> _REQUIRED TASK_: Return the records that follow, matching each one exactly.

## START STORED DATA

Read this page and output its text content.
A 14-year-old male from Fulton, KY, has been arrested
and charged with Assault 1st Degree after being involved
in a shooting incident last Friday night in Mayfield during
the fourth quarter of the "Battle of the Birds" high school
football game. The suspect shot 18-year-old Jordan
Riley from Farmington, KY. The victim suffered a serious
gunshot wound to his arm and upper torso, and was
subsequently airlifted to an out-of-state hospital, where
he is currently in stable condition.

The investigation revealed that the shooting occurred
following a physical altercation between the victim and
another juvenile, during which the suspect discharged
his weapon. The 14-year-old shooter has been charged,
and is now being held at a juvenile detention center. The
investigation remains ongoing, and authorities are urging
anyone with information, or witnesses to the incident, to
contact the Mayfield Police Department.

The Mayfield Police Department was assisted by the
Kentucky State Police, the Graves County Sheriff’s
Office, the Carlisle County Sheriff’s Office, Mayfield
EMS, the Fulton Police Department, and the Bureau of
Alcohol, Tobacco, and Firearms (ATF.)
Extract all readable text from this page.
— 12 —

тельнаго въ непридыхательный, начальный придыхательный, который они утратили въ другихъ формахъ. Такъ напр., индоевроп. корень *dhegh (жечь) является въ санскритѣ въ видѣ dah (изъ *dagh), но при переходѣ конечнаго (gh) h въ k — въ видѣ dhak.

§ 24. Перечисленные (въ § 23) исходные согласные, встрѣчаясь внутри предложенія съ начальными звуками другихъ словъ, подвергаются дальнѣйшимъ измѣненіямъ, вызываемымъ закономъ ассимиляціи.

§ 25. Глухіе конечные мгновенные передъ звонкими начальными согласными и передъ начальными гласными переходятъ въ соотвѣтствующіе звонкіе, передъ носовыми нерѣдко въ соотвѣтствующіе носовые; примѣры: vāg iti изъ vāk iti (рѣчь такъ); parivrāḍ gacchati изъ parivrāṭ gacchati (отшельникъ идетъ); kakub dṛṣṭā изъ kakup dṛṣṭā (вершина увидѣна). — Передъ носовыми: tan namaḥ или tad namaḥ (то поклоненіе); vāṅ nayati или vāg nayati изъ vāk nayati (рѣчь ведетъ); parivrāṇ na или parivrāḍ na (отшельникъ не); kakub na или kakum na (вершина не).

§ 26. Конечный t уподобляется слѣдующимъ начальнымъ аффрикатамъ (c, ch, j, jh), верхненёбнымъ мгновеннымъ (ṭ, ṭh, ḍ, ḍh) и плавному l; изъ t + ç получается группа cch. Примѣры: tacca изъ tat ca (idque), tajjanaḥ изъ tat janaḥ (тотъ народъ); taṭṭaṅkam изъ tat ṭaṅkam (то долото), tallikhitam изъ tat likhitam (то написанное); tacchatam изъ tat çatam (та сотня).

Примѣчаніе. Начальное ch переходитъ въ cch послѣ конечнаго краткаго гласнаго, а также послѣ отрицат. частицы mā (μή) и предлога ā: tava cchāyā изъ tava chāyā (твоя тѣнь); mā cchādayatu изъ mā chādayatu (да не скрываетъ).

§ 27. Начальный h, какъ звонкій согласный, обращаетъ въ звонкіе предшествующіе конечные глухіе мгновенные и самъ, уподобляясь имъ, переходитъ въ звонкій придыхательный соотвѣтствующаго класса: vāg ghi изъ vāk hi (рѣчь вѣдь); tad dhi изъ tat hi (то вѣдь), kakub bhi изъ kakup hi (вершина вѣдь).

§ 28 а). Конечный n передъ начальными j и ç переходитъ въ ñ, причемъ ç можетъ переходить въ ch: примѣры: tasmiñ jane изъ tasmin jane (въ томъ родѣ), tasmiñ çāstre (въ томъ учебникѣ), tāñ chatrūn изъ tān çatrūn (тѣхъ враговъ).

## END STORED DATA

> _SOLUTION FOR THIS PROBLEM_:
Read this page and output its text content.
A 14-year-old male from Fulton, KY, has been arrested
and charged with Assault 1st Degree after being involved
in a shooting incident last Friday night in Mayfield during
the fourth quarter of the "Battle of the Birds" high school
football game. The suspect shot 18-year-old Jordan
Riley from Farmington, KY. The victim suffered a serious
gunshot wound to his arm and upper torso, and was
subsequently airlifted to an out-of-state hospital, where
he is currently in stable condition.

The investigation revealed that the shooting occurred
following a physical altercation between the victim and
another juvenile, during which the suspect discharged
his weapon. The 14-year-old shooter has been charged,
and is now being held at a juvenile detention center. The
investigation remains ongoing, and authorities are urging
anyone with information, or witnesses to the incident, to
contact the Mayfield Police Department.

The Mayfield Police Department was assisted by the
Kentucky State Police, the Graves County Sheriff’s
Office, the Carlisle County Sheriff’s Office, Mayfield
EMS, the Fulton Police Department, and the Bureau of
Alcohol, Tobacco, and Firearms (ATF.)
Extract all readable text from this page.
— 12 —

тельнаго въ непридыхательный, начальный придыхательный, который они утратили въ другихъ формахъ. Такъ напр., индоевроп. корень *dhegh (жечь) является въ санскритѣ въ видѣ dah (изъ *dagh), но при переходѣ конечнаго (gh) h въ k — въ видѣ dhak.

§ 24. Перечисленные (въ § 23) исходные согласные, встрѣчаясь внутри предложенія съ начальными звуками другихъ словъ, подвергаются дальнѣйшимъ измѣненіямъ, вызываемымъ закономъ ассимиляціи.

§ 25. Глухіе конечные мгновенные передъ звонкими начальными согласными и передъ начальными гласными переходятъ въ соотвѣтствующіе звонкіе, передъ носовыми нерѣдко въ соотвѣтствующіе носовые; примѣры: vāg iti изъ vāk iti (рѣчь такъ); parivrāḍ gacchati изъ parivrāṭ gacchati (отшельникъ идетъ); kakub dṛṣṭā изъ kakup dṛṣṭā (вершина увидѣна). — Передъ носовыми: tan namaḥ или tad namaḥ (то поклоненіе); vāṅ nayati или vāg nayati изъ vāk nayati (рѣчь ведетъ); parivrāṇ na или parivrāḍ na (отшельникъ не); kakub na или kakum na (вершина не).

§ 26. Конечный t уподобляется слѣдующимъ начальнымъ аффрикатамъ (c, ch, j, jh), верхненёбнымъ мгновеннымъ (ṭ, ṭh, ḍ, ḍh) и плавному l; изъ t + ç получается группа cch. Примѣры: tacca изъ tat ca (idque), tajjanaḥ изъ tat janaḥ (тотъ народъ); taṭṭaṅkam изъ tat ṭaṅkam (то долото), tallikhitam изъ tat likhitam (то написанное); tacchatam изъ tat çatam (та сотня).

Примѣчаніе. Начальное ch переходитъ въ cch послѣ конечнаго краткаго гласнаго, а также послѣ отрицат. частицы mā (μή) и предлога ā: tava cchāyā изъ tava chāyā (твоя тѣнь); mā cchādayatu изъ mā chādayatu (да не скрываетъ).

§ 27. Начальный h, какъ звонкій согласный, обращаетъ въ звонкіе предшествующіе конечные глухіе мгновенные и самъ, уподобляясь имъ, переходитъ въ звонкій придыхательный соотвѣтствующаго класса: vāg ghi изъ vāk hi (рѣчь вѣдь); tad dhi изъ tat hi (то вѣдь), kakub bhi изъ kakup hi (вершина вѣдь).

§ 28 а). Конечный n передъ начальными j и ç переходитъ въ ñ, причемъ ç можетъ переходить въ ch: примѣры: tasmiñ jane изъ tasmin jane (въ томъ родѣ), tasmiñ çāstre (въ томъ учебникѣ), tāñ chatrūn изъ tān çatrūn (тѣхъ враговъ).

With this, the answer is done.